• Input:
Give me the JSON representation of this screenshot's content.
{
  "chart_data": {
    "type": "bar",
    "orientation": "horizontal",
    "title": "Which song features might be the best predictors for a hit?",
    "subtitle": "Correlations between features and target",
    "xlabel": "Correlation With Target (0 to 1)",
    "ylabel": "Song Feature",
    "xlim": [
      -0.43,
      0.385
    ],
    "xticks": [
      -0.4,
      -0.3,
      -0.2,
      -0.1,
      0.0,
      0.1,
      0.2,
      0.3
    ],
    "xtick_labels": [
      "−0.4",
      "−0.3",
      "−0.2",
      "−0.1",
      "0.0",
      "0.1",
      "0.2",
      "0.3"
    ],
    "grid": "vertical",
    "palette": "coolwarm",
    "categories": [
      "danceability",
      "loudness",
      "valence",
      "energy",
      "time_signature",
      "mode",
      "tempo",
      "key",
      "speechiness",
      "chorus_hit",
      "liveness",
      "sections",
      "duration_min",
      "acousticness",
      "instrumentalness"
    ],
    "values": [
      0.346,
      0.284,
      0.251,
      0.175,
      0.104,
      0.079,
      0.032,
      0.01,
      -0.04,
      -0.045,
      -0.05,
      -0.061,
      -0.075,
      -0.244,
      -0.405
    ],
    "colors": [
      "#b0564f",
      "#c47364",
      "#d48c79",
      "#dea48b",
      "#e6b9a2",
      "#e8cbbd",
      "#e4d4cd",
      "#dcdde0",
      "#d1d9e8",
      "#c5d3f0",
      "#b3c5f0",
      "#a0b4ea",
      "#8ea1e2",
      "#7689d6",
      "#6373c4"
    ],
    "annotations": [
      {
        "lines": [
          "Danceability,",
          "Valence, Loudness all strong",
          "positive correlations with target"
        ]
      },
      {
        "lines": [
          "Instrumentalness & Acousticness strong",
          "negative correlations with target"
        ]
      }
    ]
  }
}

• The request:
Each record above should be output again exactly.

• Task solution:
Give me the JSON representation of this screenshot's content.
{
  "chart_data": {
    "type": "bar",
    "orientation": "horizontal",
    "title": "Which song features might be the best predictors for a hit?",
    "subtitle": "Correlations between features and target",
    "xlabel": "Correlation With Target (0 to 1)",
    "ylabel": "Song Feature",
    "xlim": [
      -0.43,
      0.385
    ],
    "xticks": [
      -0.4,
      -0.3,
      -0.2,
      -0.1,
      0.0,
      0.1,
      0.2,
      0.3
    ],
    "xtick_labels": [
      "−0.4",
      "−0.3",
      "−0.2",
      "−0.1",
      "0.0",
      "0.1",
      "0.2",
      "0.3"
    ],
    "grid": "vertical",
    "palette": "coolwarm",
    "categories": [
      "danceability",
      "loudness",
      "valence",
      "energy",
      "time_signature",
      "mode",
      "tempo",
      "key",
      "speechiness",
      "chorus_hit",
      "liveness",
      "sections",
      "duration_min",
      "acousticness",
      "instrumentalness"
    ],
    "values": [
      0.346,
      0.284,
      0.251,
      0.175,
      0.104,
      0.079,
      0.032,
      0.01,
      -0.04,
      -0.045,
      -0.05,
      -0.061,
      -0.075,
      -0.244,
      -0.405
    ],
    "colors": [
      "#b0564f",
      "#c47364",
      "#d48c79",
      "#dea48b",
      "#e6b9a2",
      "#e8cbbd",
      "#e4d4cd",
      "#dcdde0",
      "#d1d9e8",
      "#c5d3f0",
      "#b3c5f0",
      "#a0b4ea",
      "#8ea1e2",
      "#7689d6",
      "#6373c4"
    ],
    "annotations": [
      {
        "lines": [
          "Danceability,",
          "Valence, Loudness all strong",
          "positive correlations with target"
        ]
      },
      {
        "lines": [
          "Instrumentalness & Acousticness strong",
          "negative correlations with target"
        ]
      }
    ]
  }
}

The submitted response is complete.